> MATERIAL
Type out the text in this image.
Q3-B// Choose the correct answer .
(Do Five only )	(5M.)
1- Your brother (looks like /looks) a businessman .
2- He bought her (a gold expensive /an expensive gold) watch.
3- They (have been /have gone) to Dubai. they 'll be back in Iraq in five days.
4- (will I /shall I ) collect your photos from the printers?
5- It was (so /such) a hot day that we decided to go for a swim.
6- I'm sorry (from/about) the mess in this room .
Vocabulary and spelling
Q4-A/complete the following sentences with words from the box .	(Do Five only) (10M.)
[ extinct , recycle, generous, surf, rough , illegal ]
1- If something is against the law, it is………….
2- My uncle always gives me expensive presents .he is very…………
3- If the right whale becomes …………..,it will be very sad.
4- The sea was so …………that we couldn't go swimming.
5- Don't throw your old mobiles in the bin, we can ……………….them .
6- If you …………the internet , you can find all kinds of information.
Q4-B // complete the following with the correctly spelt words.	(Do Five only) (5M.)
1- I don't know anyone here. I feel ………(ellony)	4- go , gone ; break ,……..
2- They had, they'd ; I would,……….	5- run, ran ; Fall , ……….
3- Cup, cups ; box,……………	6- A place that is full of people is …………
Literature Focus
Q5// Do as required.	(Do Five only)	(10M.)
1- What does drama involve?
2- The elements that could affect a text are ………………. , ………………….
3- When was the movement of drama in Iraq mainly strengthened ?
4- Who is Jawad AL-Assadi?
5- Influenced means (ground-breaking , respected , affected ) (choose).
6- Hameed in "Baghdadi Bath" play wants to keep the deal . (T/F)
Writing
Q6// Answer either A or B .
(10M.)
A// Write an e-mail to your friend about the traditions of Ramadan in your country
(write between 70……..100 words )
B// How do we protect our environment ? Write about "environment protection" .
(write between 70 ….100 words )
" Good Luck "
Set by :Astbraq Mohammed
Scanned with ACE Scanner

> YOUR GOAL
The records above must be output exactly, in full.

> ANSWER TO THIS PROBLEM
Type out the text in this image.
Q3-B// Choose the correct answer .
(Do Five only )	(5M.)
1- Your brother (looks like /looks) a businessman .
2- He bought her (a gold expensive /an expensive gold) watch.
3- They (have been /have gone) to Dubai. they 'll be back in Iraq in five days.
4- (will I /shall I ) collect your photos from the printers?
5- It was (so /such) a hot day that we decided to go for a swim.
6- I'm sorry (from/about) the mess in this room .
Vocabulary and spelling
Q4-A/complete the following sentences with words from the box .	(Do Five only) (10M.)
[ extinct , recycle, generous, surf, rough , illegal ]
1- If something is against the law, it is………….
2- My uncle always gives me expensive presents .he is very…………
3- If the right whale becomes …………..,it will be very sad.
4- The sea was so …………that we couldn't go swimming.
5- Don't throw your old mobiles in the bin, we can ……………….them .
6- If you …………the internet , you can find all kinds of information.
Q4-B // complete the following with the correctly spelt words.	(Do Five only) (5M.)
1- I don't know anyone here. I feel ………(ellony)	4- go , gone ; break ,……..
2- They had, they'd ; I would,……….	5- run, ran ; Fall , ……….
3- Cup, cups ; box,……………	6- A place that is full of people is …………
Literature Focus
Q5// Do as required.	(Do Five only)	(10M.)
1- What does drama involve?
2- The elements that could affect a text are ………………. , ………………….
3- When was the movement of drama in Iraq mainly strengthened ?
4- Who is Jawad AL-Assadi?
5- Influenced means (ground-breaking , respected , affected ) (choose).
6- Hameed in "Baghdadi Bath" play wants to keep the deal . (T/F)
Writing
Q6// Answer either A or B .
(10M.)
A// Write an e-mail to your friend about the traditions of Ramadan in your country
(write between 70……..100 words )
B// How do we protect our environment ? Write about "environment protection" .
(write between 70 ….100 words )
" Good Luck "
Set by :Astbraq Mohammed
Scanned with ACE Scanner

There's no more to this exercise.